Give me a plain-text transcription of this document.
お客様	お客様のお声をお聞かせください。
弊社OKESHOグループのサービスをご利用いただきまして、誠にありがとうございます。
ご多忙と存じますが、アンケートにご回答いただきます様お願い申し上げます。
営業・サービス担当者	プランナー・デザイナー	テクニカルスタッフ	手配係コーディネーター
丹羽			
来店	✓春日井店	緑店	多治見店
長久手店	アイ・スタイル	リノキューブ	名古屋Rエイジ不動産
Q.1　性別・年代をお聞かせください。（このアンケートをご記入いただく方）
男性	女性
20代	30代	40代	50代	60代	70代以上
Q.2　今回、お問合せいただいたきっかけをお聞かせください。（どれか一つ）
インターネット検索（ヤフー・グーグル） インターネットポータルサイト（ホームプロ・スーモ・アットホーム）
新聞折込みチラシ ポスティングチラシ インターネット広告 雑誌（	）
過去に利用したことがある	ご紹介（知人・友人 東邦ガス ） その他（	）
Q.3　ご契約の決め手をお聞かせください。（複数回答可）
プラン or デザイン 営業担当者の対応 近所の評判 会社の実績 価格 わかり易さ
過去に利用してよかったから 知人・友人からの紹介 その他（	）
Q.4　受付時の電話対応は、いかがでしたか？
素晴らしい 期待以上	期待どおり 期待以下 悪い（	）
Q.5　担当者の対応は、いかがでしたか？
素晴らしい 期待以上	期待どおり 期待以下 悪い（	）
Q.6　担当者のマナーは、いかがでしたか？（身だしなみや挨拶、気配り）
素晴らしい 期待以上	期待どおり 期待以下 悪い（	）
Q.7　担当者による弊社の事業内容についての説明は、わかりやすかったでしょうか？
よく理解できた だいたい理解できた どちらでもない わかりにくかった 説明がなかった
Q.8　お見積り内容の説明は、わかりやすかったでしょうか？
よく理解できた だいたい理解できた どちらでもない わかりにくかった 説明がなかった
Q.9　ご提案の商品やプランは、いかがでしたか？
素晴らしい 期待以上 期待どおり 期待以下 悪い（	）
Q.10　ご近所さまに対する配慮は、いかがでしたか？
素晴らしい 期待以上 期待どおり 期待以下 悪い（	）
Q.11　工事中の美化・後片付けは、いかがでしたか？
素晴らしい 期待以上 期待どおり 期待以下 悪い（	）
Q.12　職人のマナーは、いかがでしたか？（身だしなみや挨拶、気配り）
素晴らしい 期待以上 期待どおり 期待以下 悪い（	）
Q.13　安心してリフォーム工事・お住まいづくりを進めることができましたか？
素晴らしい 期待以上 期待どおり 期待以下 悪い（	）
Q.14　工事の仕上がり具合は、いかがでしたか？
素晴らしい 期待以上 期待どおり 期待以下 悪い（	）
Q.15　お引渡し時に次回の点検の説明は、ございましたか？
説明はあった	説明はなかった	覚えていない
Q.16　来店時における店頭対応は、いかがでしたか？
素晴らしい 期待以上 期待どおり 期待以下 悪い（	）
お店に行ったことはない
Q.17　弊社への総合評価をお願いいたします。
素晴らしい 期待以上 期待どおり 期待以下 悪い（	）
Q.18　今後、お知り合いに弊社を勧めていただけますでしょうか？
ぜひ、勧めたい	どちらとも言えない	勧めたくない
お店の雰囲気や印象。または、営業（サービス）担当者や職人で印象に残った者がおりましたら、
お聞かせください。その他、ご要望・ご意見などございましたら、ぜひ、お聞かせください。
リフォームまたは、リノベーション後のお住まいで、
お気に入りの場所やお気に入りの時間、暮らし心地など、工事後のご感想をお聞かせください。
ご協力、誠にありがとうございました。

----

WRITTEN EXERCISE:
In the material above, how many lines hold the word "わかりやすかったでしょうか"? Say only the number.

WRITTEN ANSWER:
2